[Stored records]
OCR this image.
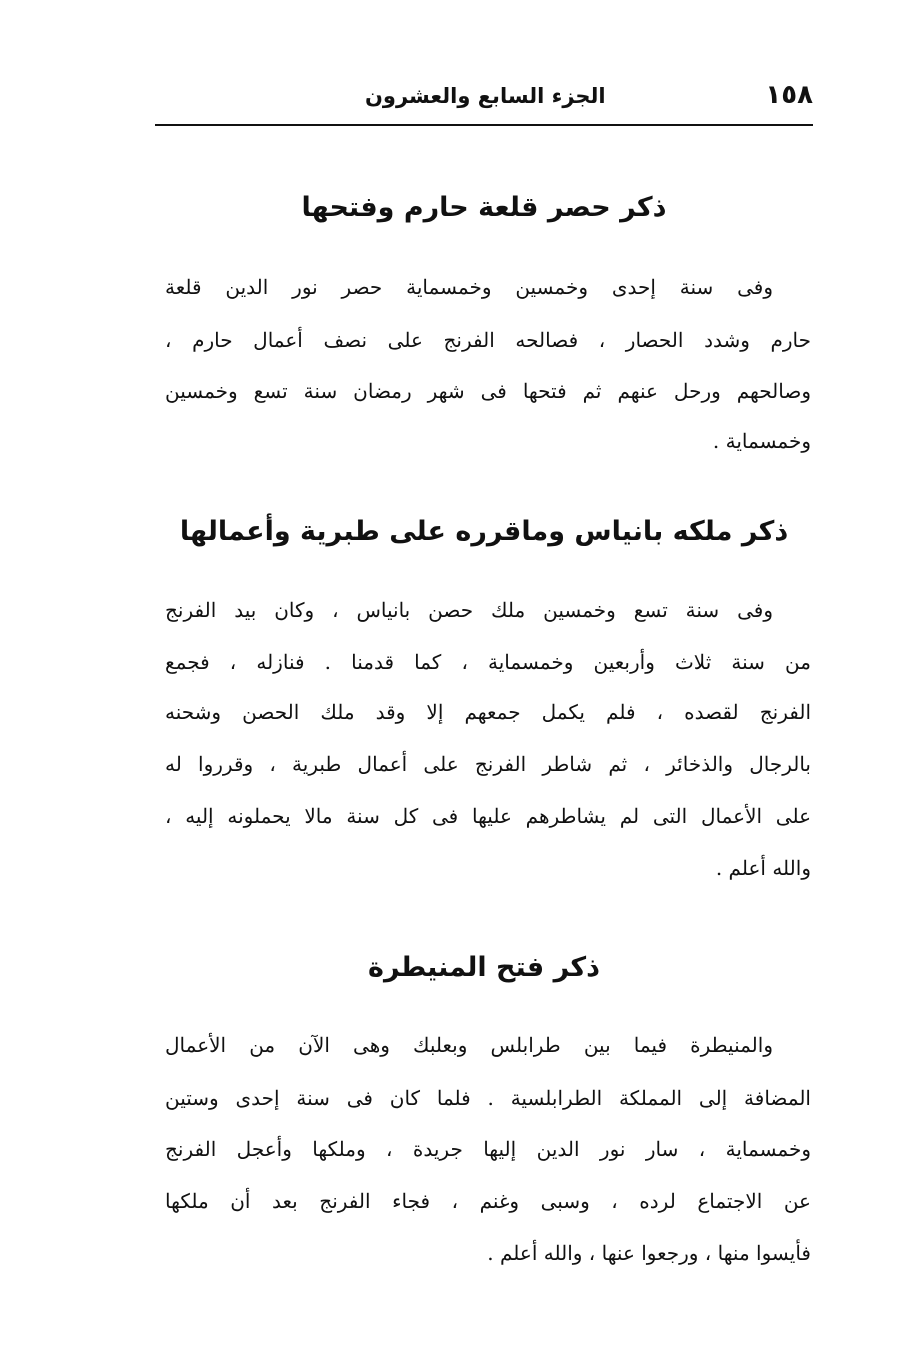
١٥٨
الجزء السابع والعشرون
ذكر حصر قلعة حارم وفتحها
وفى سنة إحدى وخمسين وخمسماية حصر نور الدين قلعة
حارم وشدد الحصار ، فصالحه الفرنج على نصف أعمال حارم ،
وصالحهم ورحل عنهم ثم فتحها فى شهر رمضان سنة تسع وخمسين
وخمسماية .
ذكر ملكه بانياس وماقرره على طبرية وأعمالها
وفى سنة تسع وخمسين ملك حصن بانياس ، وكان بيد الفرنج
من سنة ثلاث وأربعين وخمسماية ، كما قدمنا . فنازله ، فجمع
الفرنج لقصده ، فلم يكمل جمعهم إلا وقد ملك الحصن وشحنه
بالرجال والذخائر ، ثم شاطر الفرنج على أعمال طبرية ، وقرروا له
على الأعمال التى لم يشاطرهم عليها فى كل سنة مالا يحملونه إليه ،
والله أعلم .
ذكر فتح المنيطرة
والمنيطرة فيما بين طرابلس وبعلبك وهى الآن من الأعمال
المضافة إلى المملكة الطرابلسية . فلما كان فى سنة إحدى وستين
وخمسماية ، سار نور الدين إليها جريدة ، وملكها وأعجل الفرنج
عن الاجتماع لرده ، وسبى وغنم ، فجاء الفرنج بعد أن ملكها
فأيسوا منها ، ورجعوا عنها ، والله أعلم .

• **AIM OF THE TASK**:
Omit any images, then output the listing exactly.

• **EXPECTED ANSWER**:
OCR this image.
١٥٨
الجزء السابع والعشرون
ذكر حصر قلعة حارم وفتحها
وفى سنة إحدى وخمسين وخمسماية حصر نور الدين قلعة
حارم وشدد الحصار ، فصالحه الفرنج على نصف أعمال حارم ،
وصالحهم ورحل عنهم ثم فتحها فى شهر رمضان سنة تسع وخمسين
وخمسماية .
ذكر ملكه بانياس وماقرره على طبرية وأعمالها
وفى سنة تسع وخمسين ملك حصن بانياس ، وكان بيد الفرنج
من سنة ثلاث وأربعين وخمسماية ، كما قدمنا . فنازله ، فجمع
الفرنج لقصده ، فلم يكمل جمعهم إلا وقد ملك الحصن وشحنه
بالرجال والذخائر ، ثم شاطر الفرنج على أعمال طبرية ، وقرروا له
على الأعمال التى لم يشاطرهم عليها فى كل سنة مالا يحملونه إليه ،
والله أعلم .
ذكر فتح المنيطرة
والمنيطرة فيما بين طرابلس وبعلبك وهى الآن من الأعمال
المضافة إلى المملكة الطرابلسية . فلما كان فى سنة إحدى وستين
وخمسماية ، سار نور الدين إليها جريدة ، وملكها وأعجل الفرنج
عن الاجتماع لرده ، وسبى وغنم ، فجاء الفرنج بعد أن ملكها
فأيسوا منها ، ورجعوا عنها ، والله أعلم .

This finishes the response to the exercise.